[EXERCISE GOAL]
Find the lines holding the word "TradingView" and collect them.

[SUPPLIED RECORDS]
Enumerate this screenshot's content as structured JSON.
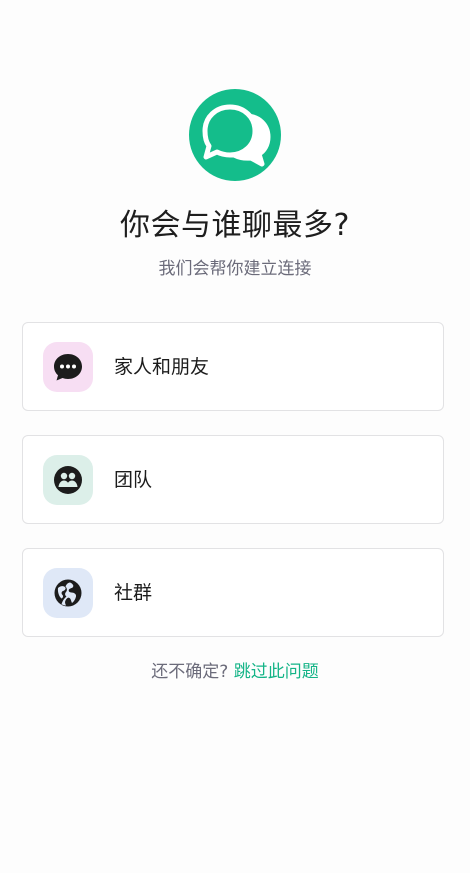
{
  "colors": {
    "brand": "#14bd8b",
    "skip_link": "#14b487",
    "family_icon_bg": "#f7def3",
    "team_icon_bg": "#dcefe9",
    "community_icon_bg": "#dfe8f7"
  },
  "header": {
    "logo_icon": "chat-bubbles-icon",
    "title": "你会与谁聊最多?",
    "subtitle": "我们会帮你建立连接"
  },
  "options": [
    {
      "label": "家人和朋友",
      "icon": "chat-dots-icon"
    },
    {
      "label": "团队",
      "icon": "team-icon"
    },
    {
      "label": "社群",
      "icon": "globe-icon"
    }
  ],
  "footer": {
    "question": "还不确定?",
    "skip_label": "跳过此问题"
  }
}
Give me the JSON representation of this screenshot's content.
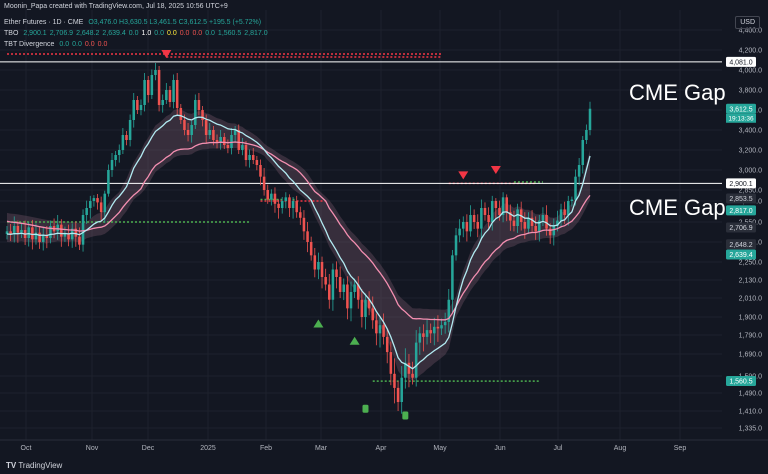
{
  "header": {
    "credit": "Moonin_Papa created with TradingView.com, Jul 18, 2025 10:56 UTC+9",
    "symbol_line": "Ether Futures · 1D · CME",
    "ohlc": "O3,476.0 H3,630.5 L3,461.5 C3,612.5 +195.5 (+5.72%)",
    "tbo_label": "TBO",
    "tbo_values": [
      "2,900.1",
      "2,706.9",
      "2,648.2",
      "2,639.4",
      "0.0",
      "1.0",
      "0.0",
      "0.0",
      "0.0",
      "0.0",
      "0.0",
      "1,560.5",
      "2,817.0"
    ],
    "tbt_label": "TBT Divergence",
    "tbt_values": [
      "0.0",
      "0.0",
      "0.0",
      "0.0"
    ]
  },
  "currency": "USD",
  "annotations": [
    "CME Gap",
    "CME Gap"
  ],
  "footer": "TradingView",
  "colors": {
    "bg": "#131722",
    "up": "#26a69a",
    "down": "#ef5350",
    "grid": "#1e222d",
    "text": "#b2b5be",
    "cloud": "#7a5a6e",
    "fast_ma": "#b2ebf2",
    "slow_ma": "#f48fb1",
    "dot_green": "#4caf50",
    "dot_red": "#f23645"
  },
  "chart_data": {
    "type": "candlestick",
    "x_ticks": [
      "Oct",
      "Nov",
      "Dec",
      "2025",
      "Feb",
      "Mar",
      "Apr",
      "May",
      "Jun",
      "Jul",
      "Aug",
      "Sep"
    ],
    "y_ticks": [
      1335,
      1410,
      1490,
      1590,
      1690,
      1790,
      1900,
      2010,
      2130,
      2250,
      2400,
      2550,
      2700,
      2850,
      3000,
      3200,
      3400,
      3600,
      3800,
      4000,
      4200,
      4400
    ],
    "y_tick_labels": [
      "1,335.0",
      "1,410.0",
      "1,490.0",
      "1,590.0",
      "1,690.0",
      "1,790.0",
      "1,900.0",
      "2,010.0",
      "2,130.0",
      "2,250.0",
      "2,400.0",
      "2,550.0",
      "2,700.0",
      "2,850.0",
      "3,000.0",
      "3,200.0",
      "3,400.0",
      "3,600.0",
      "3,800.0",
      "4,000.0",
      "4,200.0",
      "4,400.0"
    ],
    "last_price": 3612.5,
    "countdown": "19:13:36",
    "price_labels": [
      {
        "value": 4081.0,
        "label": "4,081.0",
        "style": "white"
      },
      {
        "value": 3612.5,
        "label": "3,612.5",
        "style": "up"
      },
      {
        "value": 2900.1,
        "label": "2,900.1",
        "style": "white"
      },
      {
        "value": 2853.5,
        "label": "2,853.5",
        "style": "dark"
      },
      {
        "value": 2817.0,
        "label": "2,817.0",
        "style": "up"
      },
      {
        "value": 2706.9,
        "label": "2,706.9",
        "style": "dark"
      },
      {
        "value": 2648.2,
        "label": "2,648.2",
        "style": "dark"
      },
      {
        "value": 2639.4,
        "label": "2,639.4",
        "style": "up"
      },
      {
        "value": 1560.5,
        "label": "1,560.5",
        "style": "up"
      }
    ],
    "gap_lines": [
      4081.0,
      2900.1
    ],
    "closes": [
      2480,
      2460,
      2520,
      2470,
      2490,
      2430,
      2510,
      2420,
      2470,
      2400,
      2450,
      2430,
      2520,
      2480,
      2530,
      2440,
      2460,
      2420,
      2500,
      2440,
      2380,
      2600,
      2650,
      2700,
      2740,
      2690,
      2620,
      2800,
      3000,
      3100,
      3150,
      3200,
      3350,
      3300,
      3500,
      3700,
      3600,
      3650,
      3900,
      3750,
      3950,
      4000,
      3650,
      3700,
      3800,
      3680,
      3900,
      3620,
      3500,
      3400,
      3350,
      3450,
      3700,
      3600,
      3500,
      3350,
      3400,
      3300,
      3280,
      3330,
      3250,
      3220,
      3350,
      3400,
      3200,
      3250,
      3100,
      3150,
      3100,
      3050,
      2950,
      2850,
      2720,
      2800,
      2680,
      2650,
      2700,
      2750,
      2650,
      2700,
      2620,
      2580,
      2480,
      2400,
      2300,
      2200,
      2250,
      2150,
      2100,
      2000,
      2200,
      2150,
      2050,
      2100,
      1950,
      2050,
      2100,
      2000,
      1900,
      2000,
      1950,
      1880,
      1800,
      1850,
      1780,
      1700,
      1600,
      1520,
      1450,
      1580,
      1650,
      1600,
      1580,
      1750,
      1800,
      1780,
      1820,
      1800,
      1840,
      1830,
      1850,
      1870,
      2000,
      2300,
      2450,
      2500,
      2550,
      2480,
      2600,
      2550,
      2500,
      2650,
      2600,
      2550,
      2700,
      2650,
      2600,
      2750,
      2620,
      2560,
      2520,
      2640,
      2550,
      2500,
      2580,
      2520,
      2480,
      2560,
      2600,
      2500,
      2450,
      2520,
      2560,
      2640,
      2600,
      2700,
      2720,
      2950,
      3050,
      3300,
      3400,
      3612.5
    ],
    "fast_ma": [
      2460,
      2458,
      2463,
      2462,
      2465,
      2459,
      2463,
      2456,
      2458,
      2450,
      2452,
      2449,
      2457,
      2459,
      2466,
      2463,
      2464,
      2461,
      2465,
      2463,
      2455,
      2471,
      2490,
      2512,
      2535,
      2550,
      2556,
      2579,
      2621,
      2669,
      2716,
      2764,
      2827,
      2875,
      2940,
      3018,
      3079,
      3136,
      3212,
      3264,
      3328,
      3386,
      3413,
      3442,
      3478,
      3498,
      3538,
      3548,
      3543,
      3527,
      3507,
      3501,
      3521,
      3529,
      3526,
      3508,
      3497,
      3477,
      3459,
      3449,
      3431,
      3412,
      3406,
      3405,
      3384,
      3371,
      3344,
      3325,
      3302,
      3276,
      3244,
      3205,
      3157,
      3123,
      3079,
      3036,
      3003,
      2977,
      2941,
      2915,
      2883,
      2849,
      2808,
      2763,
      2711,
      2650,
      2601,
      2543,
      2487,
      2423,
      2380,
      2335,
      2283,
      2242,
      2191,
      2155,
      2130,
      2097,
      2057,
      2031,
      2003,
      1971,
      1932,
      1902,
      1868,
      1828,
      1780,
      1727,
      1673,
      1652,
      1645,
      1634,
      1623,
      1636,
      1653,
      1665,
      1681,
      1693,
      1708,
      1720,
      1733,
      1747,
      1778,
      1863,
      1959,
      2049,
      2134,
      2193,
      2266,
      2321,
      2362,
      2425,
      2467,
      2495,
      2545,
      2574,
      2589,
      2621,
      2622,
      2608,
      2591,
      2603,
      2594,
      2577,
      2578,
      2565,
      2545,
      2544,
      2555,
      2544,
      2522,
      2521,
      2526,
      2557,
      2566,
      2597,
      2622,
      2700,
      2779,
      2896,
      3002,
      3141
    ],
    "slow_ma": [
      2555,
      2550,
      2548,
      2544,
      2540,
      2536,
      2531,
      2526,
      2521,
      2515,
      2510,
      2505,
      2503,
      2500,
      2499,
      2496,
      2494,
      2491,
      2490,
      2488,
      2482,
      2484,
      2488,
      2495,
      2503,
      2508,
      2511,
      2521,
      2542,
      2567,
      2592,
      2619,
      2656,
      2687,
      2730,
      2781,
      2821,
      2860,
      2913,
      2950,
      2998,
      3045,
      3069,
      3095,
      3126,
      3148,
      3182,
      3199,
      3207,
      3210,
      3210,
      3218,
      3241,
      3256,
      3266,
      3268,
      3274,
      3275,
      3274,
      3278,
      3276,
      3273,
      3276,
      3280,
      3276,
      3275,
      3266,
      3259,
      3250,
      3239,
      3223,
      3203,
      3177,
      3158,
      3133,
      3107,
      3086,
      3068,
      3045,
      3026,
      3003,
      2978,
      2948,
      2914,
      2875,
      2830,
      2791,
      2746,
      2700,
      2648,
      2612,
      2574,
      2531,
      2495,
      2453,
      2420,
      2395,
      2364,
      2328,
      2303,
      2275,
      2244,
      2208,
      2178,
      2144,
      2107,
      2064,
      2018,
      1971,
      1947,
      1930,
      1910,
      1891,
      1889,
      1890,
      1887,
      1887,
      1885,
      1885,
      1884,
      1883,
      1883,
      1891,
      1922,
      1959,
      2000,
      2043,
      2077,
      2118,
      2153,
      2181,
      2220,
      2252,
      2277,
      2314,
      2342,
      2363,
      2394,
      2412,
      2421,
      2428,
      2444,
      2453,
      2457,
      2467,
      2471,
      2471,
      2478,
      2487,
      2490,
      2488,
      2493,
      2500,
      2514,
      2522,
      2540,
      2556,
      2586,
      2618,
      2666,
      2714,
      2777
    ],
    "markers": [
      {
        "index": 44,
        "price": 4160,
        "kind": "triangle-down",
        "color": "#f23645"
      },
      {
        "index": 126,
        "price": 2960,
        "kind": "triangle-down",
        "color": "#f23645"
      },
      {
        "index": 135,
        "price": 3000,
        "kind": "triangle-down",
        "color": "#f23645"
      },
      {
        "index": 86,
        "price": 1860,
        "kind": "triangle-up",
        "color": "#4caf50"
      },
      {
        "index": 96,
        "price": 1760,
        "kind": "triangle-up",
        "color": "#4caf50"
      },
      {
        "index": 99,
        "price": 1420,
        "kind": "square",
        "color": "#4caf50"
      },
      {
        "index": 110,
        "price": 1390,
        "kind": "square",
        "color": "#4caf50"
      }
    ],
    "signal_levels": [
      {
        "price": 4160,
        "from": 0,
        "to": 120,
        "color": "#f23645"
      },
      {
        "price": 4130,
        "from": 44,
        "to": 120,
        "color": "#f23645"
      },
      {
        "price": 2550,
        "from": 0,
        "to": 67,
        "color": "#4caf50"
      },
      {
        "price": 2700,
        "from": 70,
        "to": 88,
        "color": "#f23645"
      },
      {
        "price": 2720,
        "from": 70,
        "to": 80,
        "color": "#4caf50"
      },
      {
        "price": 2900,
        "from": 122,
        "to": 146,
        "color": "#f23645"
      },
      {
        "price": 2910,
        "from": 140,
        "to": 148,
        "color": "#4caf50"
      },
      {
        "price": 1560,
        "from": 101,
        "to": 147,
        "color": "#4caf50"
      }
    ]
  }
}
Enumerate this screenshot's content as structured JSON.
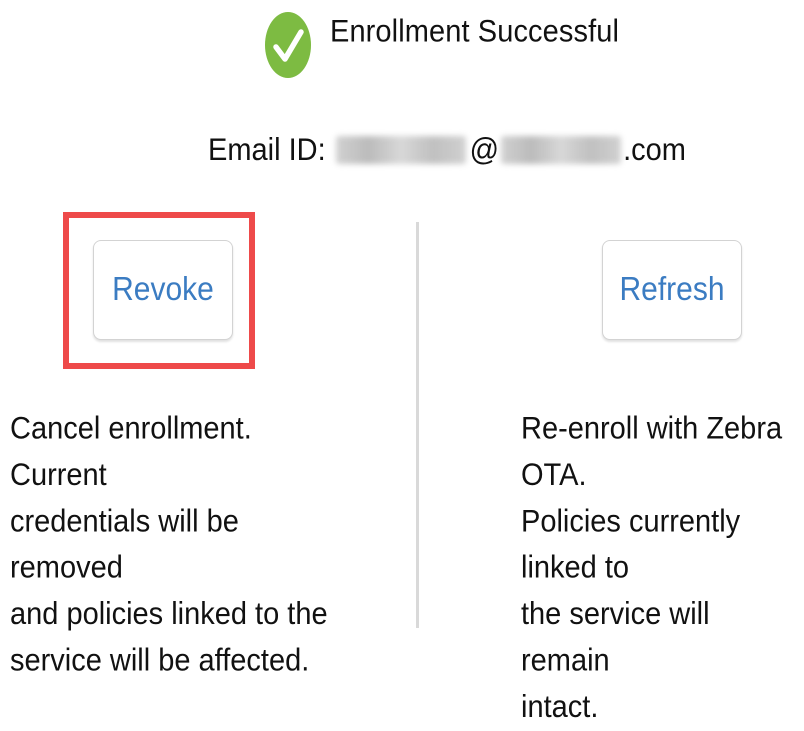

[OUTPUT FOR THIS EXERCISE]
    "credit": "Moonin_Papa created with TradingView.com, Jul 18, 2025 10:56 UTC+9",
  "footer": "TradingView",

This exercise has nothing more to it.